REQUEST
Write out the listing exactly as it is given.

(Stored records)
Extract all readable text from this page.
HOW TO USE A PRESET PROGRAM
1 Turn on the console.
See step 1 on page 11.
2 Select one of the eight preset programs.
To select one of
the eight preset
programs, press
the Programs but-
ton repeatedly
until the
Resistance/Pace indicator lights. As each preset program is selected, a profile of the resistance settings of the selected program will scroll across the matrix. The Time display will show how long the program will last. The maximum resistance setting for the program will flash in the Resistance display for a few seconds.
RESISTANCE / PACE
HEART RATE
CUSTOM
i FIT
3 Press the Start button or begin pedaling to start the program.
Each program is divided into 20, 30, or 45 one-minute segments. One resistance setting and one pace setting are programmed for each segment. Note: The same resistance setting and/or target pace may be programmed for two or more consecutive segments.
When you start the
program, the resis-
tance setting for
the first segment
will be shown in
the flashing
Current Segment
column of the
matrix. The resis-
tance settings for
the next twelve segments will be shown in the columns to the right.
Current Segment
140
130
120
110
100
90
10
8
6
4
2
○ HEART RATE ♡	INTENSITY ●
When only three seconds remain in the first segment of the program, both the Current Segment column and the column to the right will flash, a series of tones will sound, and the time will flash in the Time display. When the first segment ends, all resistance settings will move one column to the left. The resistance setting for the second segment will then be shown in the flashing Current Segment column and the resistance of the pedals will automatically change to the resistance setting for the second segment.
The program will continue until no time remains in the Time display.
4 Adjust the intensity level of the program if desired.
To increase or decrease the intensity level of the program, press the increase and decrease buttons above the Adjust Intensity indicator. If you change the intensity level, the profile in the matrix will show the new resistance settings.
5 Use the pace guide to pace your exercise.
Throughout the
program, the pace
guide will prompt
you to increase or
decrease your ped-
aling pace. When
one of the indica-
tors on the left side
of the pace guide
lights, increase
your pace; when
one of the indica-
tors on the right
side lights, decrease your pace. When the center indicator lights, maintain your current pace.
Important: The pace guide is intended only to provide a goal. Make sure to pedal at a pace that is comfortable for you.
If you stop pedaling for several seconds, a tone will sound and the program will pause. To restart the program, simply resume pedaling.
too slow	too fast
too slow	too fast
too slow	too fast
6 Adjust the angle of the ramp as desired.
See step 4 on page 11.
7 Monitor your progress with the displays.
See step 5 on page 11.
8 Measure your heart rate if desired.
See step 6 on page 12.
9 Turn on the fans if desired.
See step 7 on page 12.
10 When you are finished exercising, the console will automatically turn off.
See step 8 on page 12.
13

REPLY TO THE TASK
Extract all readable text from this page.
HOW TO USE A PRESET PROGRAM
1 Turn on the console.
See step 1 on page 11.
2 Select one of the eight preset programs.
To select one of
the eight preset
programs, press
the Programs but-
ton repeatedly
until the
Resistance/Pace indicator lights. As each preset program is selected, a profile of the resistance settings of the selected program will scroll across the matrix. The Time display will show how long the program will last. The maximum resistance setting for the program will flash in the Resistance display for a few seconds.
RESISTANCE / PACE
HEART RATE
CUSTOM
i FIT
3 Press the Start button or begin pedaling to start the program.
Each program is divided into 20, 30, or 45 one-minute segments. One resistance setting and one pace setting are programmed for each segment. Note: The same resistance setting and/or target pace may be programmed for two or more consecutive segments.
When you start the
program, the resis-
tance setting for
the first segment
will be shown in
the flashing
Current Segment
column of the
matrix. The resis-
tance settings for
the next twelve segments will be shown in the columns to the right.
Current Segment
140
130
120
110
100
90
10
8
6
4
2
○ HEART RATE ♡	INTENSITY ●
When only three seconds remain in the first segment of the program, both the Current Segment column and the column to the right will flash, a series of tones will sound, and the time will flash in the Time display. When the first segment ends, all resistance settings will move one column to the left. The resistance setting for the second segment will then be shown in the flashing Current Segment column and the resistance of the pedals will automatically change to the resistance setting for the second segment.
The program will continue until no time remains in the Time display.
4 Adjust the intensity level of the program if desired.
To increase or decrease the intensity level of the program, press the increase and decrease buttons above the Adjust Intensity indicator. If you change the intensity level, the profile in the matrix will show the new resistance settings.
5 Use the pace guide to pace your exercise.
Throughout the
program, the pace
guide will prompt
you to increase or
decrease your ped-
aling pace. When
one of the indica-
tors on the left side
of the pace guide
lights, increase
your pace; when
one of the indica-
tors on the right
side lights, decrease your pace. When the center indicator lights, maintain your current pace.
Important: The pace guide is intended only to provide a goal. Make sure to pedal at a pace that is comfortable for you.
If you stop pedaling for several seconds, a tone will sound and the program will pause. To restart the program, simply resume pedaling.
too slow	too fast
too slow	too fast
too slow	too fast
6 Adjust the angle of the ramp as desired.
See step 4 on page 11.
7 Monitor your progress with the displays.
See step 5 on page 11.
8 Measure your heart rate if desired.
See step 6 on page 12.
9 Turn on the fans if desired.
See step 7 on page 12.
10 When you are finished exercising, the console will automatically turn off.
See step 8 on page 12.
13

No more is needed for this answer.